EXERCISE >>
Pick out the lines below that include the string "data".

MATERIAL SUPPLIED >>
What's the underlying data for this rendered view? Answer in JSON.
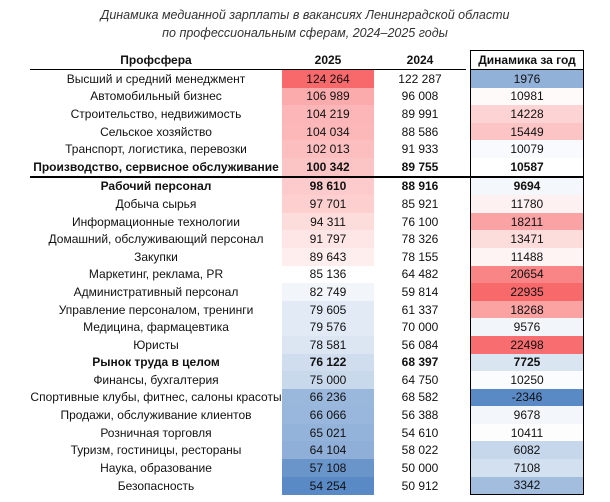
{
  "title": [
    "Динамика медианной зарплаты в вакансиях Ленинградской области",
    "по профессиональным сферам, 2024–2025 годы"
  ],
  "table": {
    "header": [
      "Профсфера",
      "2025",
      "2024",
      "Динамика за год"
    ],
    "rows": [
      [
        "Высший и средний менеджмент",
        "124 264",
        "122 287",
        "1976"
      ],
      [
        "Автомобильный бизнес",
        "106 989",
        "96 008",
        "10981"
      ],
      [
        "Строительство, недвижимость",
        "104 219",
        "89 991",
        "14228"
      ],
      [
        "Сельское хозяйство",
        "104 034",
        "88 586",
        "15449"
      ],
      [
        "Транспорт, логистика, перевозки",
        "102 013",
        "91 933",
        "10079"
      ],
      [
        "Производство, сервисное обслуживание",
        "100 342",
        "89 755",
        "10587"
      ],
      [
        "Рабочий персонал",
        "98 610",
        "88 916",
        "9694"
      ],
      [
        "Добыча сырья",
        "97 701",
        "85 921",
        "11780"
      ],
      [
        "Информационные технологии",
        "94 311",
        "76 100",
        "18211"
      ],
      [
        "Домашний, обслуживающий персонал",
        "91 797",
        "78 326",
        "13471"
      ],
      [
        "Закупки",
        "89 643",
        "78 155",
        "11488"
      ],
      [
        "Маркетинг, реклама, PR",
        "85 136",
        "64 482",
        "20654"
      ],
      [
        "Административный персонал",
        "82 749",
        "59 814",
        "22935"
      ],
      [
        "Управление персоналом, тренинги",
        "79 605",
        "61 337",
        "18268"
      ],
      [
        "Медицина, фармацевтика",
        "79 576",
        "70 000",
        "9576"
      ],
      [
        "Юристы",
        "78 581",
        "56 084",
        "22498"
      ],
      [
        "Рынок труда в целом",
        "76 122",
        "68 397",
        "7725"
      ],
      [
        "Финансы, бухгалтерия",
        "75 000",
        "64 750",
        "10250"
      ],
      [
        "Спортивные клубы, фитнес, салоны красоты",
        "66 236",
        "68 582",
        "-2346"
      ],
      [
        "Продажи, обслуживание клиентов",
        "66 066",
        "56 388",
        "9678"
      ],
      [
        "Розничная торговля",
        "65 021",
        "54 610",
        "10411"
      ],
      [
        "Туризм, гостиницы, рестораны",
        "64 104",
        "58 022",
        "6082"
      ],
      [
        "Наука, образование",
        "57 108",
        "50 000",
        "7108"
      ],
      [
        "Безопасность",
        "54 254",
        "50 912",
        "3342"
      ]
    ]
  }
}
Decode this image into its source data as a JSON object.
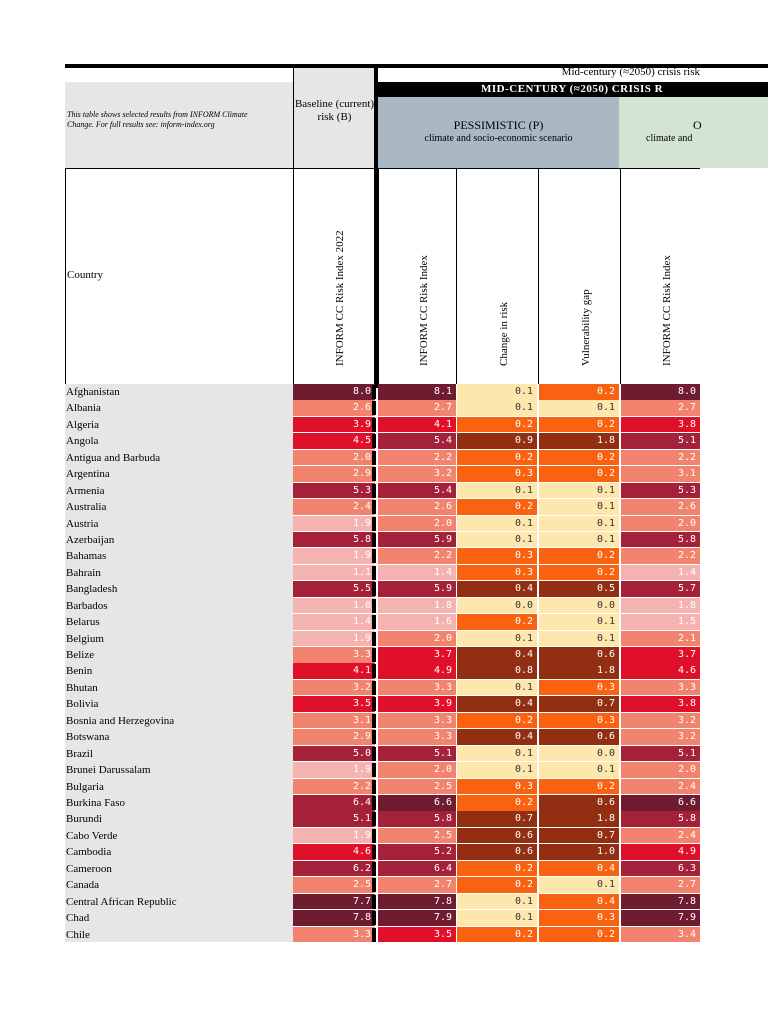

WRITTEN REPLY >>
What's the underlying data for this rendered view? Answer in JSON.
Decode this image into its source data as a JSON object.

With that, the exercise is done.